**SEZIONE DEL DOCUMENTO:**
# # # # #

Tra tutti i personaggi dei miti il mostro è forse quello su cui oggi più urge una seria riflessione, per il fatto che le prese di posizione sono più contrastanti e problematiche. Da un lato in un’epoca in cui si afferma di non credere più alle narrazioni mitiche, il giornalismo ancora utilizza il termine per descrivere fatti di cronaca particolarmente gravi, quindi per descrivere la realtà empirica e non una qualunque. Dall’altro in un mondo in cui si punta all’inclusività, alcuni vorrebbero che il concetto fosse espulso dalle stesse narrazioni di fantasia.

Ma chi è il mostro nei miti?

Invece che cercare una risposta semplice, che sintetizzi le molteplici casistiche e catarticamente offra la possibilità di assumere una posizione risolutiva nei confronti della questione, vogliamo impegnarci a rendere conto, addentrarci e sviluppare la complessità di questo personaggio, superandone lo scandalo. Per raggiungere questo obiettivo molto ambizioso, ci porremo nello studio dei miti su un piano diacronico, riconoscendo quindi che se si è arrivati a porre il problema oggi è perché c’è stata anche – e forse innanzitutto – un’evoluzione interna a cui sarebbe azzardato non dare importanza.

Già in articoli precedenti ci siamo occupati, sebbene non fosse mai l’argomento principale, di mostri, utilizzando l’approccio girardiano che assume un punto di vista archeologico e decostruisce i racconti per scovarne l’origine e il fondamento nel meccanismo del capro espiatorio. Ma ora vogliamo integrarlo con quello ricoeuriano che assume un punto di vista escatologico ed esplora l’autocoscienza di chi racconta per cogliere quali sono state le tappe fondamentali che hanno portato a quella attuale. Se in un precedente articolo è stata argomentata la complementarietà dei due punti di vista sul piano teoretico, ora dopo ulteriori letture in cui si è verificato con casi concreti (Andersen, Tolkien, Isayama) che alcuni miti sono effettivamente attuali nel senso che mostrano un’autocoscienza radicalmente nuova, si può effettivamente adottare l’approccio ricoeuriano, applicando il suo punto di vista sul piano diacronico.

# # # # #

**ATTIVITÀ DA SVOLGERE:**
1. Secondo il testo sul mostro nei miti, perché è proprio su questo personaggio che oggi urge più che su altri una seria riflessione? Risponda in una-tre frasi.
2. Prosegua il testo sul mostro nei miti a partire dall'ultima frase riportata.

# # # # #

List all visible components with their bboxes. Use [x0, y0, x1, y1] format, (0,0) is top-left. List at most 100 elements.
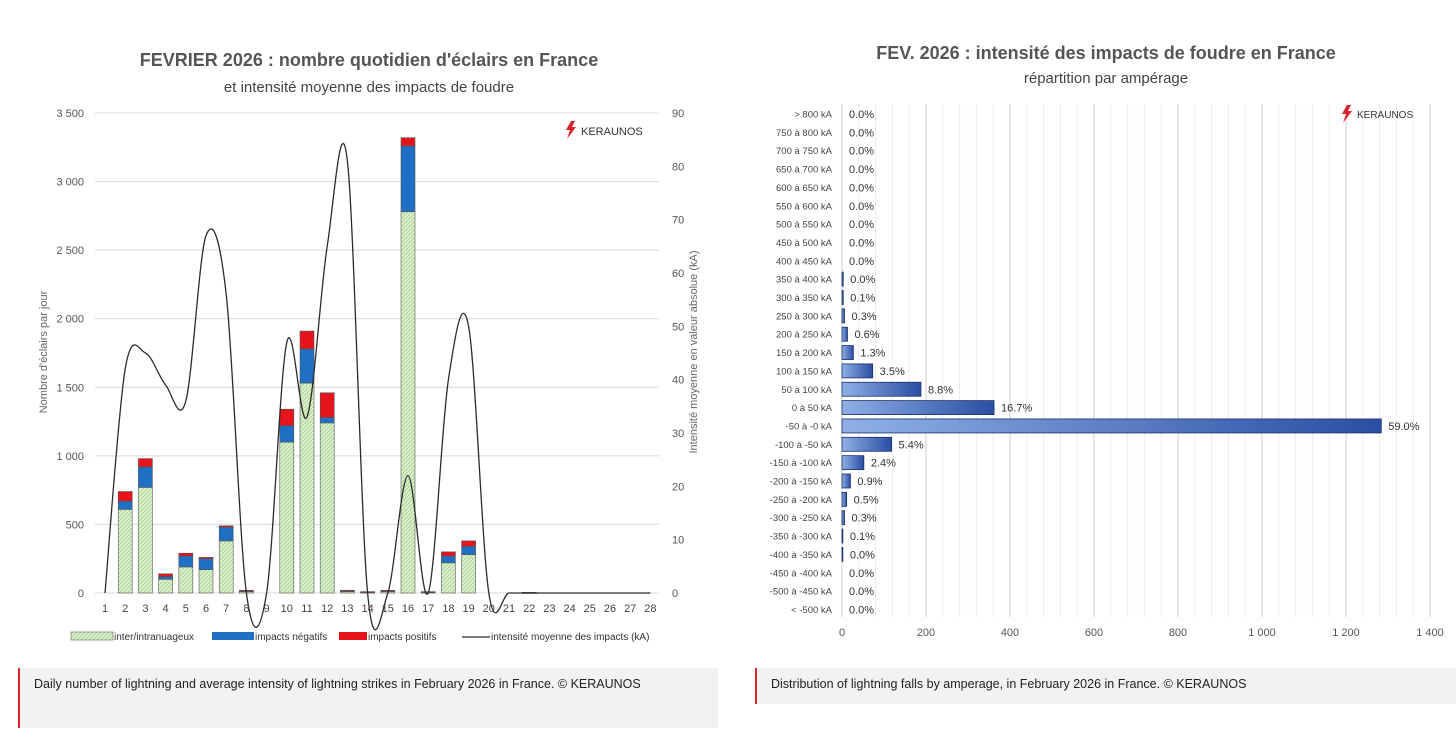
- chart-title: FEVRIER 2026 : nombre quotidien d'éclair…: [140, 50, 598, 70]
- chart-title: FEV. 2026 : intensité des impacts de fou…: [876, 43, 1336, 63]
- amperage-chart: FEV. 2026 : intensité des impacts de fou…: [770, 43, 1444, 639]
- x-tick-label: 1 400: [1416, 627, 1444, 639]
- category-label: 300 à 350 kA: [776, 293, 833, 304]
- amperage-bar: [841, 491, 848, 507]
- data-label: 2.4%: [871, 458, 896, 470]
- data-label: 0.0%: [849, 201, 874, 213]
- bar-negative: [218, 526, 234, 542]
- keraunos-logo: KERAUNOS: [566, 121, 643, 139]
- data-label: 0.9%: [857, 476, 882, 488]
- x-tick-label: 6: [203, 603, 209, 615]
- category-label: 150 à 200 kA: [776, 348, 833, 359]
- x-tick-label: 24: [563, 603, 575, 615]
- data-label: 0.1%: [850, 293, 875, 305]
- x-tick-label: 5: [183, 603, 189, 615]
- y2-tick-label: 90: [672, 108, 684, 120]
- amperage-bar: [841, 290, 844, 305]
- bar-inter: [319, 422, 335, 594]
- bar-positive: [340, 589, 355, 592]
- y-tick-label: 3 000: [56, 177, 84, 189]
- bar-negative: [279, 425, 295, 443]
- chart-subtitle: et intensité moyenne des impacts de foud…: [224, 79, 514, 96]
- data-label: 0.0%: [850, 274, 875, 286]
- amperage-bar: [841, 381, 922, 397]
- bar-negative: [117, 500, 133, 510]
- y2-tick-label: 80: [672, 161, 684, 173]
- x-tick-label: 4: [163, 603, 169, 615]
- data-label: 59.0%: [1388, 421, 1419, 433]
- category-label: -500 à -450 kA: [770, 587, 833, 598]
- bar-inter: [178, 566, 194, 594]
- data-label: 0.0%: [849, 604, 874, 616]
- data-label: 0.0%: [849, 568, 874, 580]
- x-tick-label: 17: [422, 603, 434, 615]
- data-label: 0.0%: [850, 549, 875, 561]
- bar-positive: [117, 491, 133, 502]
- bar-positive: [319, 392, 335, 418]
- x-tick-label: 26: [604, 603, 616, 615]
- y2-tick-label: 10: [672, 535, 684, 547]
- category-label: -50 à -0 kA: [786, 421, 833, 432]
- legend-label-line: intensité moyenne des impacts (kA): [491, 632, 649, 643]
- amperage-bar: [841, 473, 851, 489]
- legend-label-inter: inter/intranuageux: [114, 632, 194, 643]
- bar-inter: [218, 540, 234, 594]
- legend-label-negative: impacts négatifs: [255, 632, 327, 643]
- bar-positive: [138, 458, 153, 468]
- legend-swatch-positive: [339, 632, 367, 640]
- data-label: 0.0%: [849, 146, 874, 158]
- x-tick-label: 400: [1001, 627, 1019, 639]
- category-label: 750 à 800 kA: [776, 128, 833, 139]
- x-tick-label: 3: [142, 603, 148, 615]
- legend: inter/intranuageux impacts négatifs impa…: [70, 631, 649, 643]
- data-label: 3.5%: [880, 366, 905, 378]
- x-tick-label: 13: [341, 603, 353, 615]
- x-tick-label: 19: [462, 603, 474, 615]
- bar-inter: [279, 441, 295, 594]
- bar-positive: [178, 552, 194, 557]
- y-tick-label: 1 500: [56, 382, 84, 394]
- category-label: -200 à -150 kA: [770, 477, 833, 488]
- bar-negative: [461, 546, 476, 555]
- logo-text: KERAUNOS: [581, 126, 643, 138]
- category-label: 700 à 750 kA: [776, 146, 833, 157]
- y-tick-label: 0: [78, 588, 84, 600]
- bar-negative: [319, 417, 335, 424]
- category-label: 0 à 50 kA: [792, 403, 833, 414]
- y2-tick-label: 40: [672, 375, 684, 387]
- y-tick-label: 1 000: [56, 451, 84, 463]
- data-label: 0.0%: [849, 219, 874, 231]
- data-label: 0.0%: [849, 237, 874, 249]
- bar-inter: [117, 509, 133, 594]
- amperage-bar: [841, 510, 845, 526]
- x-tick-label: 1 000: [1248, 627, 1276, 639]
- data-label: 0.1%: [850, 531, 875, 543]
- y2-tick-label: 70: [672, 215, 684, 227]
- x-tick-label: 23: [543, 603, 555, 615]
- amperage-bar: [841, 345, 854, 360]
- bar-positive: [441, 551, 456, 557]
- bar-positive: [279, 408, 295, 426]
- bar-positive: [158, 573, 173, 577]
- bar-positive: [461, 540, 476, 547]
- chart-caption: Distribution of lightning falls by amper…: [755, 668, 1456, 704]
- legend-label-positive: impacts positifs: [368, 632, 436, 643]
- category-label: 100 à 150 kA: [776, 366, 833, 377]
- amperage-bar: [841, 400, 995, 416]
- bar-inter: [400, 211, 416, 594]
- y-tick-label: 500: [66, 519, 84, 531]
- chart-subtitle: répartition par ampérage: [1024, 70, 1188, 87]
- bar-inter: [198, 569, 214, 594]
- bar-negative: [138, 466, 153, 488]
- x-tick-label: 21: [503, 603, 515, 615]
- x-tick-label: 9: [264, 603, 270, 615]
- amperage-panel: FEV. 2026 : intensité des impacts de fou…: [738, 0, 1456, 740]
- y-tick-label: 3 500: [56, 108, 84, 120]
- x-tick-label: 200: [917, 627, 935, 639]
- bar-inter: [138, 487, 153, 594]
- data-label: 0.0%: [849, 164, 874, 176]
- data-label: 0.6%: [854, 329, 879, 341]
- legend-swatch-negative: [212, 632, 254, 640]
- category-label: 600 à 650 kA: [776, 183, 833, 194]
- keraunos-logo: KERAUNOS: [1342, 105, 1413, 123]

# # # # #

**RISPOSTE ATTESE:**
1. Su questo personaggio le prese di posizione sono più contrastanti e problematiche. Da un lato il giornalismo, pur in un'epoca che dichiara di non credere più alle narrazioni mitiche, usa ancora il termine per descrivere fatti di cronaca particolarmente gravi. Dall'altro, in un mondo che punta all'inclusività, alcuni vorrebbero espellere il concetto dalle stesse narrazioni di fantasia.

2.
Non si tratta di convincerci che Tolkien o Isayama abbiano volutamente recuperato elementi di uno come Omero oppure che egli abbia volutamente inaugurato un “movimento letterario” o una “scuola di pensiero”, di cui tutti e tre si riconoscerebbero esponenti. L’ipotesi è quella esattamente contraria: semplicemente tutto ciò che abbiamo trovato di interessante in Tolkien e Isayama, invece che portarci a mettere da parte gli autori precedenti, ci porta a mettere in luce e a far risaltare una serie di elementi, che senza il loro successivo e imprevedibile sviluppo avrebbero potuto rimanere in ombra all’interno delle loro opere; ciò persino in un caso storicamente molto lontano come quello di Omero.

Infatti proprio dal padre della letteratura (mitica) occidentale vogliamo ripartire, approfondendo come primo caso di mostro i suoi Ciclopi.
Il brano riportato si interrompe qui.